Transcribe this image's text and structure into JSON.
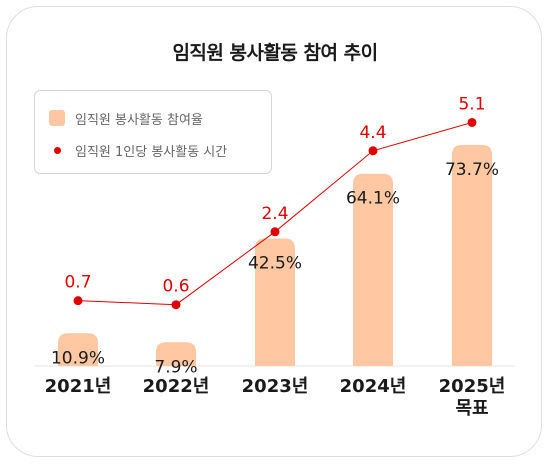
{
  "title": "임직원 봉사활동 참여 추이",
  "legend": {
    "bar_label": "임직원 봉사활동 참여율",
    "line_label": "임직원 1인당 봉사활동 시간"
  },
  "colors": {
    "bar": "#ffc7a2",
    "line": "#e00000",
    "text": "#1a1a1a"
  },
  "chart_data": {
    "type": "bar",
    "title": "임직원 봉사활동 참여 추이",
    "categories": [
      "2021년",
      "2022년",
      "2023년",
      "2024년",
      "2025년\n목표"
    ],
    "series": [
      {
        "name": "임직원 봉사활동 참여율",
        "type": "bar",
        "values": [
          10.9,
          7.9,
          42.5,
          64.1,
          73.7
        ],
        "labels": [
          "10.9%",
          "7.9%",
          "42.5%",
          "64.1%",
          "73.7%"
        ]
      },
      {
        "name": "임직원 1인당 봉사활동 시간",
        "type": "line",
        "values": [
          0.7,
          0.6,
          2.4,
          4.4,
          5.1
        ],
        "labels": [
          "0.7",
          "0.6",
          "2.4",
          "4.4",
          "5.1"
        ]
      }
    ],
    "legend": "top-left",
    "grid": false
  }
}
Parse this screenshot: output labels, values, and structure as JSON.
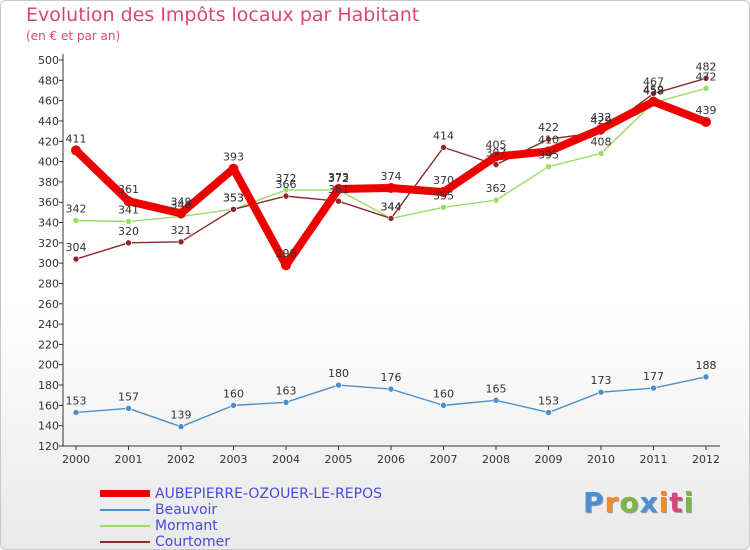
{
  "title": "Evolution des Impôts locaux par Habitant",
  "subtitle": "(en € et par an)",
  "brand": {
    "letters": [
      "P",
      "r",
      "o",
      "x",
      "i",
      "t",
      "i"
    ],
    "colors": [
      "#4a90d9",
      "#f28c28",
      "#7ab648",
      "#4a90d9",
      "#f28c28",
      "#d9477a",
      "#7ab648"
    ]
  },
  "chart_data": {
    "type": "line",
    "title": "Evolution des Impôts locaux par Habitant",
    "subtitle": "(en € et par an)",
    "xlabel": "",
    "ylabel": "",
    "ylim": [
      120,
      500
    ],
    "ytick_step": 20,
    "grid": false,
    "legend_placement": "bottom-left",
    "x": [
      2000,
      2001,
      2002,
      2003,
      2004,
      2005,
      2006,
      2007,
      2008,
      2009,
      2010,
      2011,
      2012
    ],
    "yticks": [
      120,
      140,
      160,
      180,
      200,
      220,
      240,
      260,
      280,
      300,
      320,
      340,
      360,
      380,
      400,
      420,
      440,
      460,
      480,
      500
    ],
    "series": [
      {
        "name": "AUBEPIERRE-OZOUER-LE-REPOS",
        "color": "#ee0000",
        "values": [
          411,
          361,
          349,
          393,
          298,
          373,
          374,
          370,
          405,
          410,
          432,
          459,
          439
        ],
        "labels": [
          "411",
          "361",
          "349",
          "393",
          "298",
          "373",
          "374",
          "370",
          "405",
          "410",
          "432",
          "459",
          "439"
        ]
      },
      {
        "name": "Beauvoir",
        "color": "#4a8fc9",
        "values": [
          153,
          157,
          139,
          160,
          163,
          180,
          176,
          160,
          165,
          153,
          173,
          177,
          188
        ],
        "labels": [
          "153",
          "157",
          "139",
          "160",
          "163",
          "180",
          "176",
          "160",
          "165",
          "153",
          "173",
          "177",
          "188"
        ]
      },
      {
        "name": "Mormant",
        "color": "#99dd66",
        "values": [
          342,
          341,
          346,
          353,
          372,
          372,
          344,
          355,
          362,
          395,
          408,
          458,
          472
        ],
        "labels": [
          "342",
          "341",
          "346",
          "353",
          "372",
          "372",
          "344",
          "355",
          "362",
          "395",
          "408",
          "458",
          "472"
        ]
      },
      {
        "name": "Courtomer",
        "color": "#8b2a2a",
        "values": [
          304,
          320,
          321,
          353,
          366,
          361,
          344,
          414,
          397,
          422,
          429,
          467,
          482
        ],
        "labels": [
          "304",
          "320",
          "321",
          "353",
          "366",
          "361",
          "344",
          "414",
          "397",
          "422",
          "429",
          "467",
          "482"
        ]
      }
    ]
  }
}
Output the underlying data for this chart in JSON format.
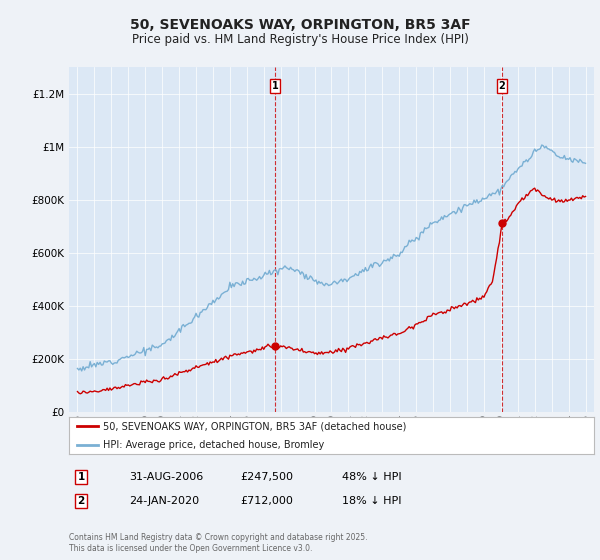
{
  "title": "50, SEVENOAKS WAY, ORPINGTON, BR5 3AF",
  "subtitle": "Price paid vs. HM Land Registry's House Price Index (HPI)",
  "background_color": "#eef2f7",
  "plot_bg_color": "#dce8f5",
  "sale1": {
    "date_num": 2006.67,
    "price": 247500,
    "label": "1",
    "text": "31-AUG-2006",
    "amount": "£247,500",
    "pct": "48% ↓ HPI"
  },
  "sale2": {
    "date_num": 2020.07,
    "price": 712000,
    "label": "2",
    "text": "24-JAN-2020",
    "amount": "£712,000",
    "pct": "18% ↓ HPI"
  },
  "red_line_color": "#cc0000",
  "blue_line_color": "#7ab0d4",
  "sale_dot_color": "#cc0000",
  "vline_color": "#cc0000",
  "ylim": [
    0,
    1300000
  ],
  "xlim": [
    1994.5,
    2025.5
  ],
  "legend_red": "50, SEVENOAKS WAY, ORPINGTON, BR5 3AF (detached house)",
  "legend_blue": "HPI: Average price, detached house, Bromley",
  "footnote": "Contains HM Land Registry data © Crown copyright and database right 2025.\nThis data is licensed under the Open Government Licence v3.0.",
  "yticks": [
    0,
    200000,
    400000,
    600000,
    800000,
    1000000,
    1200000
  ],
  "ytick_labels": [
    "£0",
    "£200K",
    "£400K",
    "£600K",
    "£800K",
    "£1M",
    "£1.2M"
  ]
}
================
### Required work
Scan the entries above and work out how many lines include the word "SEVENOAKS"; the reply is that number alone.

### The response
2